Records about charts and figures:
☆ ☆ ☆
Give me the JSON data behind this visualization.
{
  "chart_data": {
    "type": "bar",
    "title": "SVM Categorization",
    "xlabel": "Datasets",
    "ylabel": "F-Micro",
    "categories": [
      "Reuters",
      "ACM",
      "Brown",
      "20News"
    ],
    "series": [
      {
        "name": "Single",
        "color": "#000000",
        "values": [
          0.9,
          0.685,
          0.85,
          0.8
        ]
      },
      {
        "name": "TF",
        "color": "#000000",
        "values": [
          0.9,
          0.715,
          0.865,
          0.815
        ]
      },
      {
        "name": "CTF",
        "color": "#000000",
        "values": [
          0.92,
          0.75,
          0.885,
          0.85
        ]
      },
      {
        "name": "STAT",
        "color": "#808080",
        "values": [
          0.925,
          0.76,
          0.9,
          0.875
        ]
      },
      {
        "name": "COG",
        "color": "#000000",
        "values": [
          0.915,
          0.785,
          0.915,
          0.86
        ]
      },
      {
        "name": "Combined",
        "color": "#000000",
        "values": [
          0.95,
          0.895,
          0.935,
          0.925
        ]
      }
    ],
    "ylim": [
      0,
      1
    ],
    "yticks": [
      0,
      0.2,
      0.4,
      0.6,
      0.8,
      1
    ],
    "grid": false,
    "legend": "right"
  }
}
☆ ☆ ☆
Written problem: Reproduce each line verbatim.

Answer to the exercise:
Give me the JSON data behind this visualization.
{
  "chart_data": {
    "type": "bar",
    "title": "SVM Categorization",
    "xlabel": "Datasets",
    "ylabel": "F-Micro",
    "categories": [
      "Reuters",
      "ACM",
      "Brown",
      "20News"
    ],
    "series": [
      {
        "name": "Single",
        "color": "#000000",
        "values": [
          0.9,
          0.685,
          0.85,
          0.8
        ]
      },
      {
        "name": "TF",
        "color": "#000000",
        "values": [
          0.9,
          0.715,
          0.865,
          0.815
        ]
      },
      {
        "name": "CTF",
        "color": "#000000",
        "values": [
          0.92,
          0.75,
          0.885,
          0.85
        ]
      },
      {
        "name": "STAT",
        "color": "#808080",
        "values": [
          0.925,
          0.76,
          0.9,
          0.875
        ]
      },
      {
        "name": "COG",
        "color": "#000000",
        "values": [
          0.915,
          0.785,
          0.915,
          0.86
        ]
      },
      {
        "name": "Combined",
        "color": "#000000",
        "values": [
          0.95,
          0.895,
          0.935,
          0.925
        ]
      }
    ],
    "ylim": [
      0,
      1
    ],
    "yticks": [
      0,
      0.2,
      0.4,
      0.6,
      0.8,
      1
    ],
    "grid": false,
    "legend": "right"
  }
}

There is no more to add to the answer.